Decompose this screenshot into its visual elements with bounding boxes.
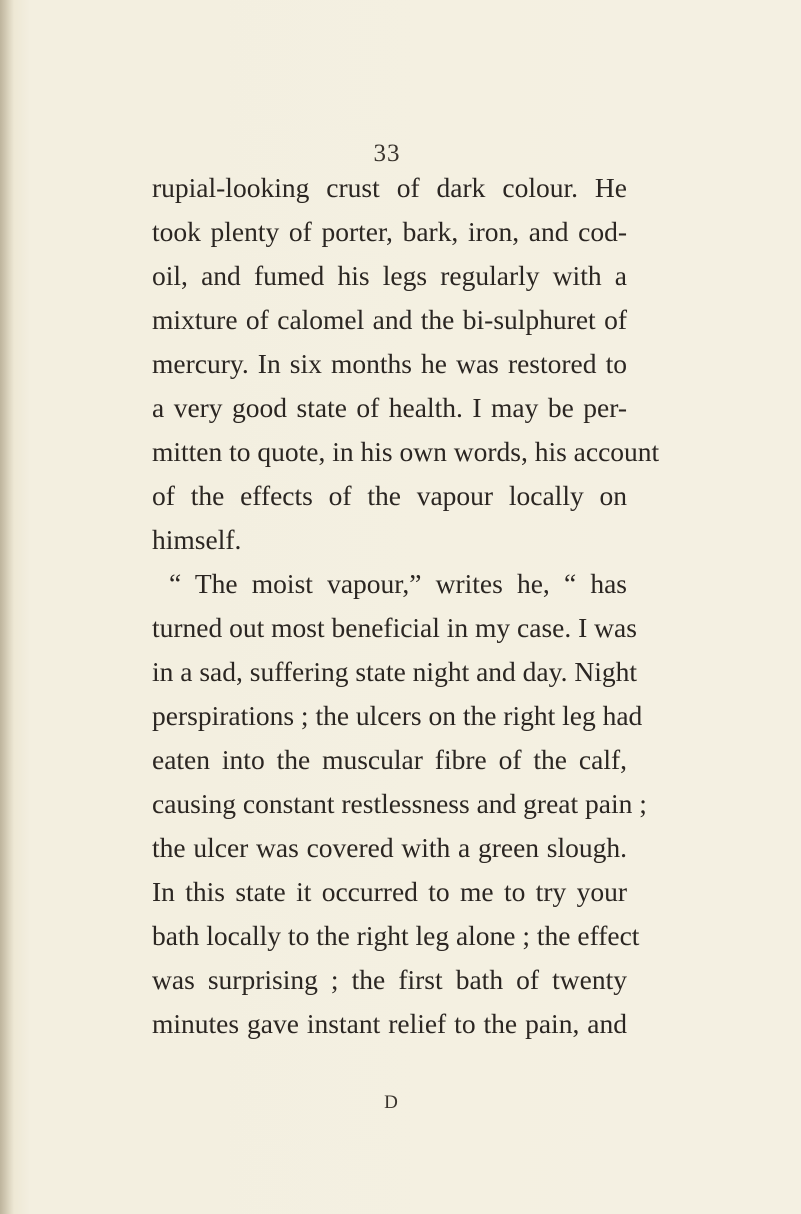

==

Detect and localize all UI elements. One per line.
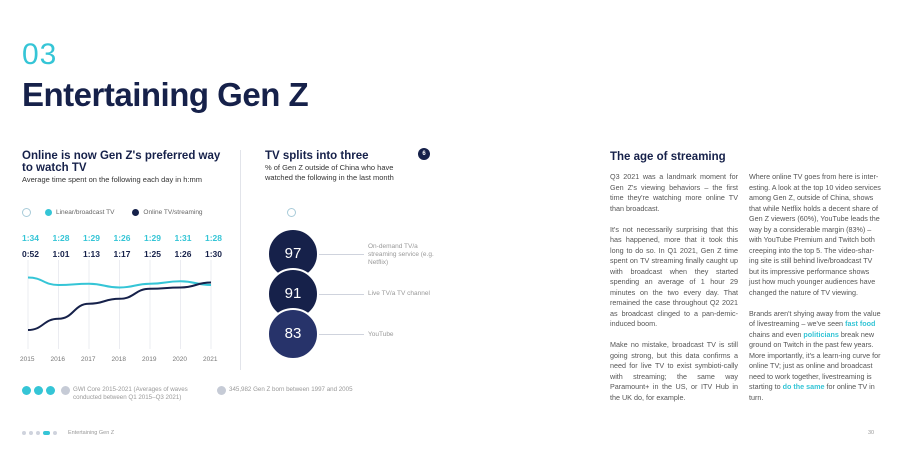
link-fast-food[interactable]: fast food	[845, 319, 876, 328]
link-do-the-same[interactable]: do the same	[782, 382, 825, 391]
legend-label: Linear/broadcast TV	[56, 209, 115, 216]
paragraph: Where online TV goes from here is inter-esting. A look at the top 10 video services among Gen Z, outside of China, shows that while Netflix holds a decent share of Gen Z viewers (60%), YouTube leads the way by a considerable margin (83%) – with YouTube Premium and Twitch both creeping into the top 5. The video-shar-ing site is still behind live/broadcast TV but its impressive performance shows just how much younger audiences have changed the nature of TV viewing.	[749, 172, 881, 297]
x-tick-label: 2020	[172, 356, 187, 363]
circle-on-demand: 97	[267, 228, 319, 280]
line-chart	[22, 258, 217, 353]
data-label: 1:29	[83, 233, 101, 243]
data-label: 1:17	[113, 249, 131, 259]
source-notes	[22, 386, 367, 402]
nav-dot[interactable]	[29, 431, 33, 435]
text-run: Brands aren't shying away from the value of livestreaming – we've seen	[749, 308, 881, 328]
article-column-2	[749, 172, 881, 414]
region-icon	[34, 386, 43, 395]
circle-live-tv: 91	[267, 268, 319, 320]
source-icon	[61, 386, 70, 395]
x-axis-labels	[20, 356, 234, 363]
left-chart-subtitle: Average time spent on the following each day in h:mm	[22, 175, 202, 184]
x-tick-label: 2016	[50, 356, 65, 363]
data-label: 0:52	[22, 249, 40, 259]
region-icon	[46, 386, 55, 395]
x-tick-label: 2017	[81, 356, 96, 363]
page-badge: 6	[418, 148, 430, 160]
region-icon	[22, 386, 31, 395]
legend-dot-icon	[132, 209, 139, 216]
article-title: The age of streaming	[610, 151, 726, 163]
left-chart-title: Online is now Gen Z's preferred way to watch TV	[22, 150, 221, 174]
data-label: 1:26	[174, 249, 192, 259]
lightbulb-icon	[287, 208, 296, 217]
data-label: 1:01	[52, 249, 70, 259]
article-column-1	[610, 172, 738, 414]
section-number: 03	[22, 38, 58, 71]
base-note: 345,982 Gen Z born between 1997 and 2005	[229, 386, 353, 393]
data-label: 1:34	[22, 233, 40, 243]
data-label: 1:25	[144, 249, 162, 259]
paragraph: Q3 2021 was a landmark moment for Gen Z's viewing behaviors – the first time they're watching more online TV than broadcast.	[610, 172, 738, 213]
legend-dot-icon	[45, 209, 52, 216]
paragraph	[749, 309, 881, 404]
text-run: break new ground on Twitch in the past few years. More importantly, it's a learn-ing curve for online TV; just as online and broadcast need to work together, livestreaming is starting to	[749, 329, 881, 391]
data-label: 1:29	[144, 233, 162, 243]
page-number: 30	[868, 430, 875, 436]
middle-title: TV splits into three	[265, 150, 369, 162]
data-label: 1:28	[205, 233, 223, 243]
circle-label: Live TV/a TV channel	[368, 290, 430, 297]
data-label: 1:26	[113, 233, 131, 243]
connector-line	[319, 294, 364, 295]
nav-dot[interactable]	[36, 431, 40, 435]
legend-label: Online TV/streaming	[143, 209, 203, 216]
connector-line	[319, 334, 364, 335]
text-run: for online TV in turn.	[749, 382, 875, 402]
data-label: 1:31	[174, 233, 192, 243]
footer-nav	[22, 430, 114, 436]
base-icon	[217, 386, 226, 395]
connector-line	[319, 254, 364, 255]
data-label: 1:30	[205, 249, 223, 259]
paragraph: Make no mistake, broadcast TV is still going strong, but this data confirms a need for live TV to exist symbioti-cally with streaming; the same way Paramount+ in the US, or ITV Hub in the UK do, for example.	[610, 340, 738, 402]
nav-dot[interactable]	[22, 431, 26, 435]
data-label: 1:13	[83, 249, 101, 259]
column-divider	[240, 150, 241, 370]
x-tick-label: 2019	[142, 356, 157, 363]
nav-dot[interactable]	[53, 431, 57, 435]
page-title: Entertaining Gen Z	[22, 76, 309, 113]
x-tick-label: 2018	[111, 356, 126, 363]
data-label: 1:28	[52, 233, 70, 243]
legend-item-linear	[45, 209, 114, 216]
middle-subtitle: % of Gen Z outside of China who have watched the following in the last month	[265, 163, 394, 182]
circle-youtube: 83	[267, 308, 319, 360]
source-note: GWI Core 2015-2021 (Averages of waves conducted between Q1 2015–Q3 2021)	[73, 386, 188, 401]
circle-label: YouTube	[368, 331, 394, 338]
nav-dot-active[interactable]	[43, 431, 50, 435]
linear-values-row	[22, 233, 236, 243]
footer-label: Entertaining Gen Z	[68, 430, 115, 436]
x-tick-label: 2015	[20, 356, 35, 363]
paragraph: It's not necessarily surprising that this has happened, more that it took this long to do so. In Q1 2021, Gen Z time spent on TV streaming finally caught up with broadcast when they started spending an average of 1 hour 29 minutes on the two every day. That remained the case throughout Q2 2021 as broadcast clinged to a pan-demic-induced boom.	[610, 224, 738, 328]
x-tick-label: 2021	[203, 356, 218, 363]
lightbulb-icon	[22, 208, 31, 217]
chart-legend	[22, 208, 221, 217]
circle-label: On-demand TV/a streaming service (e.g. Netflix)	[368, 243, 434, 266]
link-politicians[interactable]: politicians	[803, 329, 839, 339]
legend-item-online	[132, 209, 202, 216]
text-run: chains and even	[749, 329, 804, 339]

* * *

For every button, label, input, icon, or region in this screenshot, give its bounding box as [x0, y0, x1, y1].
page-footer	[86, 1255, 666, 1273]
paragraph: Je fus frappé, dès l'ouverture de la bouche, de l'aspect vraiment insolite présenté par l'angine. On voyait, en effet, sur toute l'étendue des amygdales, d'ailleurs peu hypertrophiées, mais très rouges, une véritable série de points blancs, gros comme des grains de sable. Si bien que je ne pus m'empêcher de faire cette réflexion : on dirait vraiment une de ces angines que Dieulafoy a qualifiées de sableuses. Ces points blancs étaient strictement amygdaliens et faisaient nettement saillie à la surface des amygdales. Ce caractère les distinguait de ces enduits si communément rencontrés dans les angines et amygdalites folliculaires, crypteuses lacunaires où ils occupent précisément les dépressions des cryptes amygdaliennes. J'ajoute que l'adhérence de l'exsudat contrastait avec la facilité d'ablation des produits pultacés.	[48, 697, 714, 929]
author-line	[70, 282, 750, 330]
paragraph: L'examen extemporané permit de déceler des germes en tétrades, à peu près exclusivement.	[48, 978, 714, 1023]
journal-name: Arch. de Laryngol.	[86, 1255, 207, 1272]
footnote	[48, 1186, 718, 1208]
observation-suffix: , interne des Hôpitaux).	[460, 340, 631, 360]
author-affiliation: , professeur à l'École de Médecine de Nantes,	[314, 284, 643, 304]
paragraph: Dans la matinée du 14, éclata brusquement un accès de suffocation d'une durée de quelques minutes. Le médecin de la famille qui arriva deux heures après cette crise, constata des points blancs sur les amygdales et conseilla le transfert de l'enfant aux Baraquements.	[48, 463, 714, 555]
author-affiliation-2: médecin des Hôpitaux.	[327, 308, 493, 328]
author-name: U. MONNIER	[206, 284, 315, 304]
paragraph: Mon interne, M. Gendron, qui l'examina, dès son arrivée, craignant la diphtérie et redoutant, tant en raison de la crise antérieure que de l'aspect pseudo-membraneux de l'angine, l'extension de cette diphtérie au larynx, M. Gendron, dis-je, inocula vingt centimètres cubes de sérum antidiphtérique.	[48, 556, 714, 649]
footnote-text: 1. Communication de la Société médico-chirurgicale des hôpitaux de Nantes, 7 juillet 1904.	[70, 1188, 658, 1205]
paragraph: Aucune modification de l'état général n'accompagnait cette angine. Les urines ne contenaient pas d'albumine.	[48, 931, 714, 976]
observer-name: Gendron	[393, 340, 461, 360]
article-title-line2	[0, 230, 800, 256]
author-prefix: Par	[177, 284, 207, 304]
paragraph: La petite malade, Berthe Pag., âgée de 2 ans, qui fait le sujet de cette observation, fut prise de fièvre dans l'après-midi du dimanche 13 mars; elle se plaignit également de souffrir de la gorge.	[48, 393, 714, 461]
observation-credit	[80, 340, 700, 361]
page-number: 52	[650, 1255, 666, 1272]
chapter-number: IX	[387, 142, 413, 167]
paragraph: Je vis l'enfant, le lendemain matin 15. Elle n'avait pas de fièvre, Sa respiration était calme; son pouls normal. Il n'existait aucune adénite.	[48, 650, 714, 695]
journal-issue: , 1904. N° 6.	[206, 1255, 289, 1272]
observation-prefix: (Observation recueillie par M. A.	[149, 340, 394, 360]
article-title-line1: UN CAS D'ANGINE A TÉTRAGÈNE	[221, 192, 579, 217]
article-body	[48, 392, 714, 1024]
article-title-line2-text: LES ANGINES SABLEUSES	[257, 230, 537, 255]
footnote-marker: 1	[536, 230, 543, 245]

- _WORK TO BE COMPLETED_
Return the lines of the records that begin at the line containing "For every button, label, input, icon, or" and stop after the line containing "1255, 666, 1273]", both included, reproducing them character for character.

- _COMPLETE RESPONSE_
For every button, label, input, icon, or region in this screenshot, give its bounding box as [x0, y0, x1, y1].
page-footer	[86, 1255, 666, 1273]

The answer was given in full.